● Dataset records
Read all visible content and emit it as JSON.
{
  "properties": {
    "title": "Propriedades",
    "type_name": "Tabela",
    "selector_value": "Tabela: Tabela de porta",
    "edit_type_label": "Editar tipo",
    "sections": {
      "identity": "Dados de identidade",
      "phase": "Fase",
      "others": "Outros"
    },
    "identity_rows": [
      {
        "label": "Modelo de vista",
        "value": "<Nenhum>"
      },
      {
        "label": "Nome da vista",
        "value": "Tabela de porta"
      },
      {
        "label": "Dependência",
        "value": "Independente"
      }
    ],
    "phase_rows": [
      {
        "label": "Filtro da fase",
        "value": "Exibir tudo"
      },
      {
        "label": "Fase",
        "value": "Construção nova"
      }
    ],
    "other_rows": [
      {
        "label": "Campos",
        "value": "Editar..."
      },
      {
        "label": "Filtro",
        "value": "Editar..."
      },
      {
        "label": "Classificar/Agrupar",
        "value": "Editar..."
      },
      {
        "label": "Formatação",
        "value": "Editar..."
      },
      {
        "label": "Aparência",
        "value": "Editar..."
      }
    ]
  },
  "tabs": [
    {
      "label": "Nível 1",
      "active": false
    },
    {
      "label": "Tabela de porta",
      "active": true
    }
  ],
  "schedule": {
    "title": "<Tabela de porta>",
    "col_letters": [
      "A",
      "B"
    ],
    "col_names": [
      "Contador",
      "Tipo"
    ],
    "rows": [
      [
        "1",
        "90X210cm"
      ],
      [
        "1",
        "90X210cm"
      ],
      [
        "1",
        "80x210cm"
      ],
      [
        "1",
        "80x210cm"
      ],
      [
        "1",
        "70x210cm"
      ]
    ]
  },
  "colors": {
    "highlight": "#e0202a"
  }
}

● Prompt
Transcribe all lines as written.

● The completed task
Read all visible content and emit it as JSON.
{
  "properties": {
    "title": "Propriedades",
    "type_name": "Tabela",
    "selector_value": "Tabela: Tabela de porta",
    "edit_type_label": "Editar tipo",
    "sections": {
      "identity": "Dados de identidade",
      "phase": "Fase",
      "others": "Outros"
    },
    "identity_rows": [
      {
        "label": "Modelo de vista",
        "value": "<Nenhum>"
      },
      {
        "label": "Nome da vista",
        "value": "Tabela de porta"
      },
      {
        "label": "Dependência",
        "value": "Independente"
      }
    ],
    "phase_rows": [
      {
        "label": "Filtro da fase",
        "value": "Exibir tudo"
      },
      {
        "label": "Fase",
        "value": "Construção nova"
      }
    ],
    "other_rows": [
      {
        "label": "Campos",
        "value": "Editar..."
      },
      {
        "label": "Filtro",
        "value": "Editar..."
      },
      {
        "label": "Classificar/Agrupar",
        "value": "Editar..."
      },
      {
        "label": "Formatação",
        "value": "Editar..."
      },
      {
        "label": "Aparência",
        "value": "Editar..."
      }
    ]
  },
  "tabs": [
    {
      "label": "Nível 1",
      "active": false
    },
    {
      "label": "Tabela de porta",
      "active": true
    }
  ],
  "schedule": {
    "title": "<Tabela de porta>",
    "col_letters": [
      "A",
      "B"
    ],
    "col_names": [
      "Contador",
      "Tipo"
    ],
    "rows": [
      [
        "1",
        "90X210cm"
      ],
      [
        "1",
        "90X210cm"
      ],
      [
        "1",
        "80x210cm"
      ],
      [
        "1",
        "80x210cm"
      ],
      [
        "1",
        "70x210cm"
      ]
    ]
  },
  "colors": {
    "highlight": "#e0202a"
  }
}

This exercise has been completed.